• **YOUR TASK**: Would you copy the records exactly, leaving the pictures out?

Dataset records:
----

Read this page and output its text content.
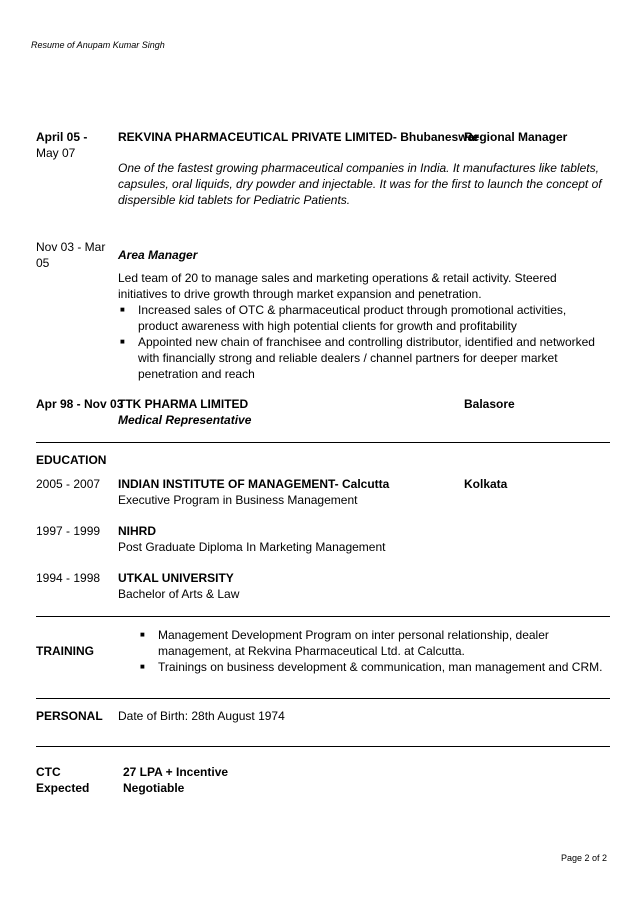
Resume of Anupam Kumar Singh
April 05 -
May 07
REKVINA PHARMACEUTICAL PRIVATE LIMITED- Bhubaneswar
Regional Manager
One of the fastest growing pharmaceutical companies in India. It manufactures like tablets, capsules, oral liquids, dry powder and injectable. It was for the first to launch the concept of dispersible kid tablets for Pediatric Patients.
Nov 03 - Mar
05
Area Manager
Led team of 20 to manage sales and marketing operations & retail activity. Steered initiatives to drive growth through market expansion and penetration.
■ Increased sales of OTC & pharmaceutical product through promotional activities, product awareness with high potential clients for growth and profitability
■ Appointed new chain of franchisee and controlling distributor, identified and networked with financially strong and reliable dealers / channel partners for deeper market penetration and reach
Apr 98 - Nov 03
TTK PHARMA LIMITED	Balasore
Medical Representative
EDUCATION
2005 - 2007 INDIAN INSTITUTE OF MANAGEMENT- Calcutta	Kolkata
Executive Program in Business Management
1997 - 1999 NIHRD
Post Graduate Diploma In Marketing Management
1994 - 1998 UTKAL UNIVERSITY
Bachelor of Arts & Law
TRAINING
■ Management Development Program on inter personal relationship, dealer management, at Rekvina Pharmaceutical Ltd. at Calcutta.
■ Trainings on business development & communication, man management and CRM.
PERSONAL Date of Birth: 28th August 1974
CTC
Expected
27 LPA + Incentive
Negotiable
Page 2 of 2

----

• **OUTPUT FOR THIS EXERCISE**:
Read this page and output its text content.
Resume of Anupam Kumar Singh
April 05 -
May 07
REKVINA PHARMACEUTICAL PRIVATE LIMITED- Bhubaneswar
Regional Manager
One of the fastest growing pharmaceutical companies in India. It manufactures like tablets, capsules, oral liquids, dry powder and injectable. It was for the first to launch the concept of dispersible kid tablets for Pediatric Patients.
Nov 03 - Mar
05
Area Manager
Led team of 20 to manage sales and marketing operations & retail activity. Steered initiatives to drive growth through market expansion and penetration.
■ Increased sales of OTC & pharmaceutical product through promotional activities, product awareness with high potential clients for growth and profitability
■ Appointed new chain of franchisee and controlling distributor, identified and networked with financially strong and reliable dealers / channel partners for deeper market penetration and reach
Apr 98 - Nov 03
TTK PHARMA LIMITED	Balasore
Medical Representative
EDUCATION
2005 - 2007 INDIAN INSTITUTE OF MANAGEMENT- Calcutta	Kolkata
Executive Program in Business Management
1997 - 1999 NIHRD
Post Graduate Diploma In Marketing Management
1994 - 1998 UTKAL UNIVERSITY
Bachelor of Arts & Law
TRAINING
■ Management Development Program on inter personal relationship, dealer management, at Rekvina Pharmaceutical Ltd. at Calcutta.
■ Trainings on business development & communication, man management and CRM.
PERSONAL Date of Birth: 28th August 1974
CTC
Expected
27 LPA + Incentive
Negotiable
Page 2 of 2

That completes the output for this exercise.